» Exercise brief
Go through the entries and transcribe each one exactly, dropping the pictures.
--- Begin Material supplied ---
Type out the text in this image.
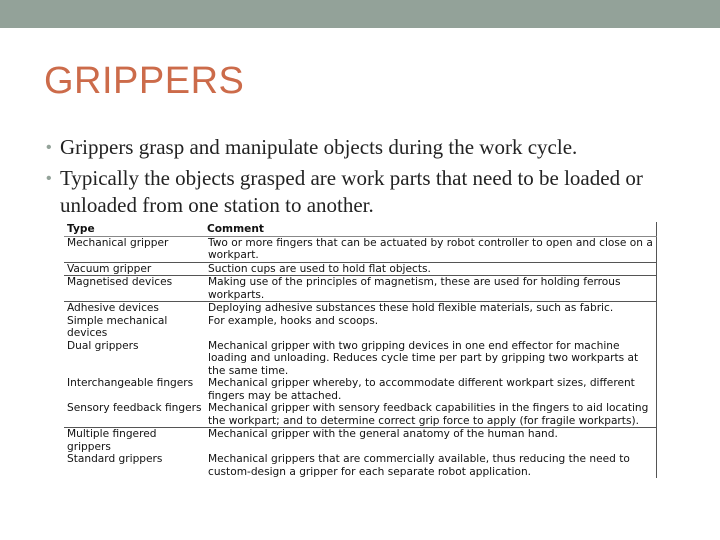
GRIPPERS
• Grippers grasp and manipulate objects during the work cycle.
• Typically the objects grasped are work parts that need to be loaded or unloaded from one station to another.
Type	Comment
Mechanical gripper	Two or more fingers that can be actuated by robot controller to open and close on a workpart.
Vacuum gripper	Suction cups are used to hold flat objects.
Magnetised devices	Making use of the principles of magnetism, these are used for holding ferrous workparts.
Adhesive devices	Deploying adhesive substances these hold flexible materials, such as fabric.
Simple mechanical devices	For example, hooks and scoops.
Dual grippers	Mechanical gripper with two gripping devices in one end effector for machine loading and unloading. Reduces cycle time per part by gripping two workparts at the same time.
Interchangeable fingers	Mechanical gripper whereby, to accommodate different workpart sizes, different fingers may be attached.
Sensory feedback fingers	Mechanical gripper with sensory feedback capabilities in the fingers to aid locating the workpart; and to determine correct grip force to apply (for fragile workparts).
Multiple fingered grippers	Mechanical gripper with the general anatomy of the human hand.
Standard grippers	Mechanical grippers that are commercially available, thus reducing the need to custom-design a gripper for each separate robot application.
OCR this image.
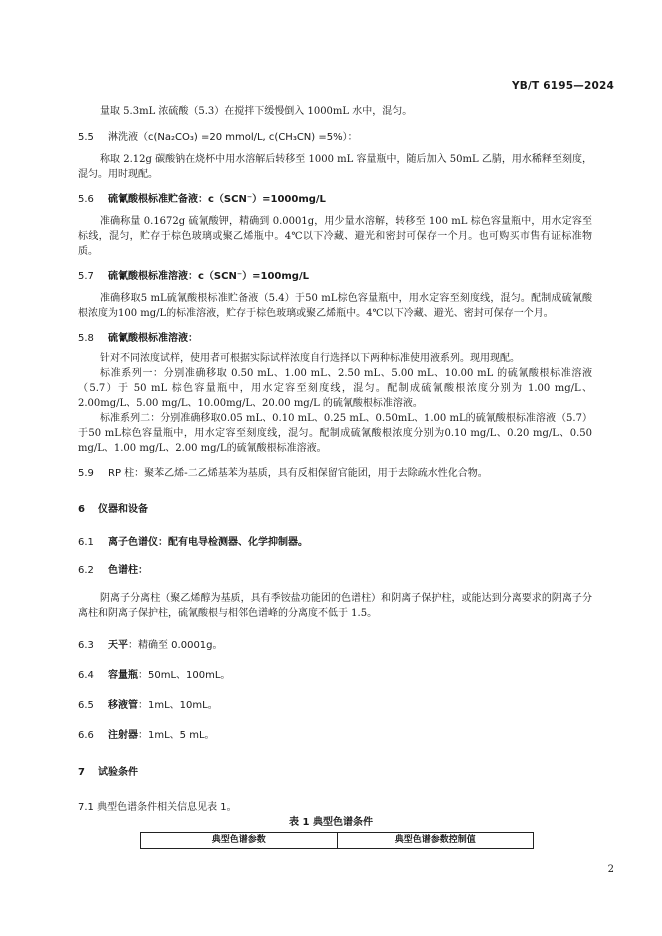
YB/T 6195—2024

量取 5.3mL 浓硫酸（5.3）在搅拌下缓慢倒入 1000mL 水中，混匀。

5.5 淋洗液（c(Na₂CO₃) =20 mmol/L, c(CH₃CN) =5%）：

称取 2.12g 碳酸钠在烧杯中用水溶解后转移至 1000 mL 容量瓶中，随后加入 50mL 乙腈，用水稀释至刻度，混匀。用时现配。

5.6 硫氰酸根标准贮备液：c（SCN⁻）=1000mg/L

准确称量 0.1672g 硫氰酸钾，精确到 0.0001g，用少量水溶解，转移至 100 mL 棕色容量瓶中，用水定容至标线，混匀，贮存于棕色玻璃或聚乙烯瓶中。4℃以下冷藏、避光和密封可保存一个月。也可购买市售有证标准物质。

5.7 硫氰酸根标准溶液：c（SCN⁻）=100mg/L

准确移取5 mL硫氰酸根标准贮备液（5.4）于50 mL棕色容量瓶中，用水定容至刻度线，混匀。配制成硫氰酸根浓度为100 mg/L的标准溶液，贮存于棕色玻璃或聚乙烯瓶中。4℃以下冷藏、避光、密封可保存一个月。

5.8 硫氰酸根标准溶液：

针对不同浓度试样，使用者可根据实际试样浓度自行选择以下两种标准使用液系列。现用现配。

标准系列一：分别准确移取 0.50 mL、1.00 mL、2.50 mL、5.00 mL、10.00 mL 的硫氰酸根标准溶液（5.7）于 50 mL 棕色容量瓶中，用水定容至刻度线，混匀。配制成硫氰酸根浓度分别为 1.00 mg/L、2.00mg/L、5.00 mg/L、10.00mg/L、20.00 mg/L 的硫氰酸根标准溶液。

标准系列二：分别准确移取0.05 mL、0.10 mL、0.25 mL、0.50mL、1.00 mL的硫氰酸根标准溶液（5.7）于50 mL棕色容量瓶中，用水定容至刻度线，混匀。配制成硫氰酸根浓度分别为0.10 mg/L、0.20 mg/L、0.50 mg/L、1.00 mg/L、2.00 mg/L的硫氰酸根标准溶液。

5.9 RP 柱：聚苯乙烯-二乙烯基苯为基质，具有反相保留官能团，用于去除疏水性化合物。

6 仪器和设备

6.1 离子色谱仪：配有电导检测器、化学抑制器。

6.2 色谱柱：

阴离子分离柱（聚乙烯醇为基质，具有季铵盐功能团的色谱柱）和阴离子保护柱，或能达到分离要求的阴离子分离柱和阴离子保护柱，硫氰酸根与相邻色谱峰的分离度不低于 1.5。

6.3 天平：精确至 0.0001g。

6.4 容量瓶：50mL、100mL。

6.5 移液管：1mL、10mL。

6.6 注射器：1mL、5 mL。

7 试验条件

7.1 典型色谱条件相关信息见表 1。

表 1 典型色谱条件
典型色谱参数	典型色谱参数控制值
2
--- End Material supplied ---
» Solution to this task
Type out the text in this image.
GRIPPERS
• Grippers grasp and manipulate objects during the work cycle.
• Typically the objects grasped are work parts that need to be loaded or unloaded from one station to another.
Type	Comment
Mechanical gripper	Two or more fingers that can be actuated by robot controller to open and close on a workpart.
Vacuum gripper	Suction cups are used to hold flat objects.
Magnetised devices	Making use of the principles of magnetism, these are used for holding ferrous workparts.
Adhesive devices	Deploying adhesive substances these hold flexible materials, such as fabric.
Simple mechanical devices	For example, hooks and scoops.
Dual grippers	Mechanical gripper with two gripping devices in one end effector for machine loading and unloading. Reduces cycle time per part by gripping two workparts at the same time.
Interchangeable fingers	Mechanical gripper whereby, to accommodate different workpart sizes, different fingers may be attached.
Sensory feedback fingers	Mechanical gripper with sensory feedback capabilities in the fingers to aid locating the workpart; and to determine correct grip force to apply (for fragile workparts).
Multiple fingered grippers	Mechanical gripper with the general anatomy of the human hand.
Standard grippers	Mechanical grippers that are commercially available, thus reducing the need to custom-design a gripper for each separate robot application.
OCR this image.
YB/T 6195—2024

量取 5.3mL 浓硫酸（5.3）在搅拌下缓慢倒入 1000mL 水中，混匀。

5.5 淋洗液（c(Na₂CO₃) =20 mmol/L, c(CH₃CN) =5%）：

称取 2.12g 碳酸钠在烧杯中用水溶解后转移至 1000 mL 容量瓶中，随后加入 50mL 乙腈，用水稀释至刻度，混匀。用时现配。

5.6 硫氰酸根标准贮备液：c（SCN⁻）=1000mg/L

准确称量 0.1672g 硫氰酸钾，精确到 0.0001g，用少量水溶解，转移至 100 mL 棕色容量瓶中，用水定容至标线，混匀，贮存于棕色玻璃或聚乙烯瓶中。4℃以下冷藏、避光和密封可保存一个月。也可购买市售有证标准物质。

5.7 硫氰酸根标准溶液：c（SCN⁻）=100mg/L

准确移取5 mL硫氰酸根标准贮备液（5.4）于50 mL棕色容量瓶中，用水定容至刻度线，混匀。配制成硫氰酸根浓度为100 mg/L的标准溶液，贮存于棕色玻璃或聚乙烯瓶中。4℃以下冷藏、避光、密封可保存一个月。

5.8 硫氰酸根标准溶液：

针对不同浓度试样，使用者可根据实际试样浓度自行选择以下两种标准使用液系列。现用现配。

标准系列一：分别准确移取 0.50 mL、1.00 mL、2.50 mL、5.00 mL、10.00 mL 的硫氰酸根标准溶液（5.7）于 50 mL 棕色容量瓶中，用水定容至刻度线，混匀。配制成硫氰酸根浓度分别为 1.00 mg/L、2.00mg/L、5.00 mg/L、10.00mg/L、20.00 mg/L 的硫氰酸根标准溶液。

标准系列二：分别准确移取0.05 mL、0.10 mL、0.25 mL、0.50mL、1.00 mL的硫氰酸根标准溶液（5.7）于50 mL棕色容量瓶中，用水定容至刻度线，混匀。配制成硫氰酸根浓度分别为0.10 mg/L、0.20 mg/L、0.50 mg/L、1.00 mg/L、2.00 mg/L的硫氰酸根标准溶液。

5.9 RP 柱：聚苯乙烯-二乙烯基苯为基质，具有反相保留官能团，用于去除疏水性化合物。

6 仪器和设备

6.1 离子色谱仪：配有电导检测器、化学抑制器。

6.2 色谱柱：

阴离子分离柱（聚乙烯醇为基质，具有季铵盐功能团的色谱柱）和阴离子保护柱，或能达到分离要求的阴离子分离柱和阴离子保护柱，硫氰酸根与相邻色谱峰的分离度不低于 1.5。

6.3 天平：精确至 0.0001g。

6.4 容量瓶：50mL、100mL。

6.5 移液管：1mL、10mL。

6.6 注射器：1mL、5 mL。

7 试验条件

7.1 典型色谱条件相关信息见表 1。

表 1 典型色谱条件
典型色谱参数	典型色谱参数控制值
2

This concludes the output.